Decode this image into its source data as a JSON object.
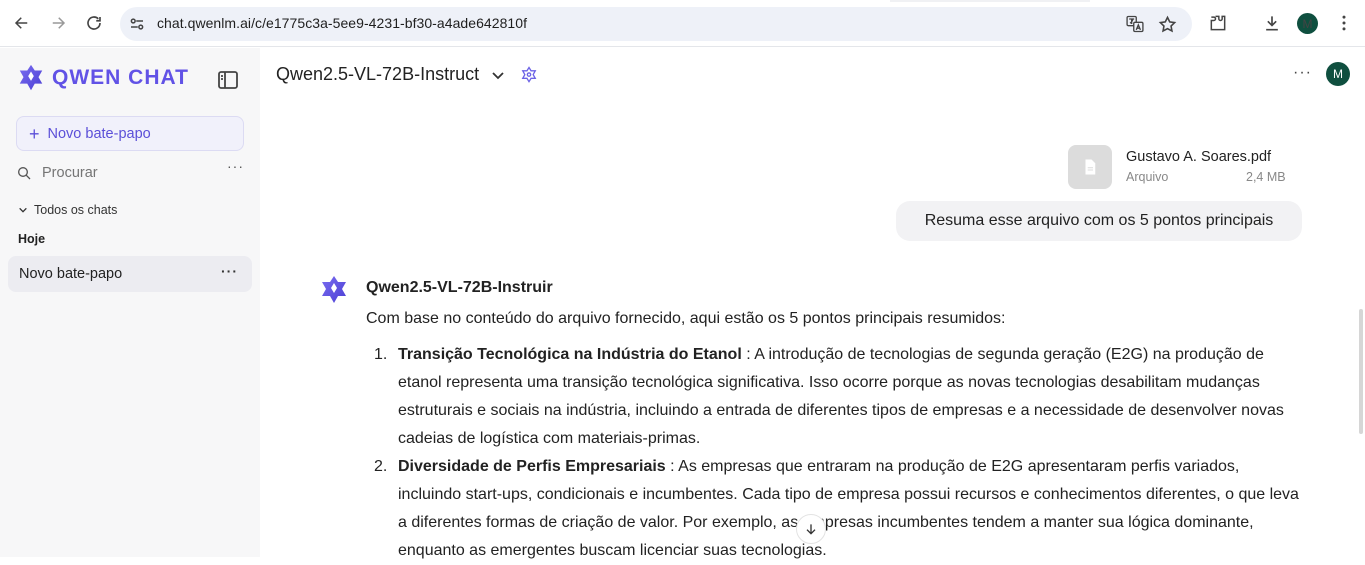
{
  "browser": {
    "url": "chat.qwenlm.ai/c/e1775c3a-5ee9-4231-bf30-a4ade642810f",
    "profile_initial": "M"
  },
  "sidebar": {
    "logo_text": "QWEN CHAT",
    "new_chat_label": "Novo bate-papo",
    "search_placeholder": "Procurar",
    "search_more": "···",
    "all_chats_label": "Todos os chats",
    "group_today": "Hoje",
    "items": [
      {
        "label": "Novo bate-papo",
        "more": "···"
      }
    ]
  },
  "header": {
    "model_name": "Qwen2.5-VL-72B-Instruct",
    "more": "···",
    "avatar_initial": "M"
  },
  "attachment": {
    "file_name": "Gustavo A. Soares.pdf",
    "file_type": "Arquivo",
    "file_size": "2,4 MB"
  },
  "user_message": "Resuma esse arquivo com os 5 pontos principais",
  "assistant": {
    "name": "Qwen2.5-VL-72B-Instruir",
    "intro": "Com base no conteúdo do arquivo fornecido, aqui estão os 5 pontos principais resumidos:",
    "points": [
      {
        "num": "1.",
        "head": "Transição Tecnológica na Indústria do Etanol",
        "text": " : A introdução de tecnologias de segunda geração (E2G) na produção de etanol representa uma transição tecnológica significativa. Isso ocorre porque as novas tecnologias desabilitam mudanças estruturais e sociais na indústria, incluindo a entrada de diferentes tipos de empresas e a necessidade de desenvolver novas cadeias de logística com materiais-primas."
      },
      {
        "num": "2.",
        "head": "Diversidade de Perfis Empresariais",
        "text": " : As empresas que entraram na produção de E2G apresentaram perfis variados, incluindo start-ups, condicionais e incumbentes. Cada tipo de empresa possui recursos e conhecimentos diferentes, o que leva a diferentes formas de criação de valor. Por exemplo, as empresas incumbentes tendem a manter sua lógica dominante, enquanto as emergentes buscam licenciar suas tecnologias."
      }
    ]
  },
  "colors": {
    "brand": "#6152e6",
    "sidebar_bg": "#f7f7f8",
    "bubble_bg": "#f2f2f4",
    "avatar_bg": "#0f4f3f"
  }
}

####################

**WRITTEN INSTRUCTION**
Extract all lines containing the word "Novo".

**TASK RESULT**
    "new_chat_label": "Novo bate-papo",
        "label": "Novo bate-papo",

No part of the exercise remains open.